### [Requirement]
Search the listing for "name" and copy every line where it appears.

### [Data in this exercise]

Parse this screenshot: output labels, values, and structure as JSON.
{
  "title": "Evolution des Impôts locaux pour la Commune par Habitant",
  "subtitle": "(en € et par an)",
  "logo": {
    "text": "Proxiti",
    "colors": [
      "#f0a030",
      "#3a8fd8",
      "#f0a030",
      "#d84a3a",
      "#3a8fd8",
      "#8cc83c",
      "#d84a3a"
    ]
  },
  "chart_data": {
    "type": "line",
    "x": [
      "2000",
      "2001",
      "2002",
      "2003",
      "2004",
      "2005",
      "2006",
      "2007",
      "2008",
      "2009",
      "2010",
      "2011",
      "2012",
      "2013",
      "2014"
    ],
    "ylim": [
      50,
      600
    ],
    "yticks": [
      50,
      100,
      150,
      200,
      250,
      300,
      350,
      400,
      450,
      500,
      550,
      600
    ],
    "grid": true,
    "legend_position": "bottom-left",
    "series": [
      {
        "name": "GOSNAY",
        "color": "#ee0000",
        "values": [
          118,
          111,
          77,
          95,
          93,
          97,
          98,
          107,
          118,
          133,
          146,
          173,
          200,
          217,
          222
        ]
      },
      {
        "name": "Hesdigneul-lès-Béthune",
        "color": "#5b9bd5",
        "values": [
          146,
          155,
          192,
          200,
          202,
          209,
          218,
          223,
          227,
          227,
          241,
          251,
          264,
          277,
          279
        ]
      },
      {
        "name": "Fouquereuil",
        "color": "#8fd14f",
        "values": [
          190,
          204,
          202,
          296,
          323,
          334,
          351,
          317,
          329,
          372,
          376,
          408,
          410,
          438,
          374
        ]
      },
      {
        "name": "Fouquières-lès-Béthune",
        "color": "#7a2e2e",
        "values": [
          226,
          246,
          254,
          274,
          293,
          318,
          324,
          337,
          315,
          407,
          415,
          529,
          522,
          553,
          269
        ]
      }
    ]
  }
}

### [Exercise result]
        "name": "GOSNAY",
        "name": "Hesdigneul-lès-Béthune",
        "name": "Fouquereuil",
        "name": "Fouquières-lès-Béthune",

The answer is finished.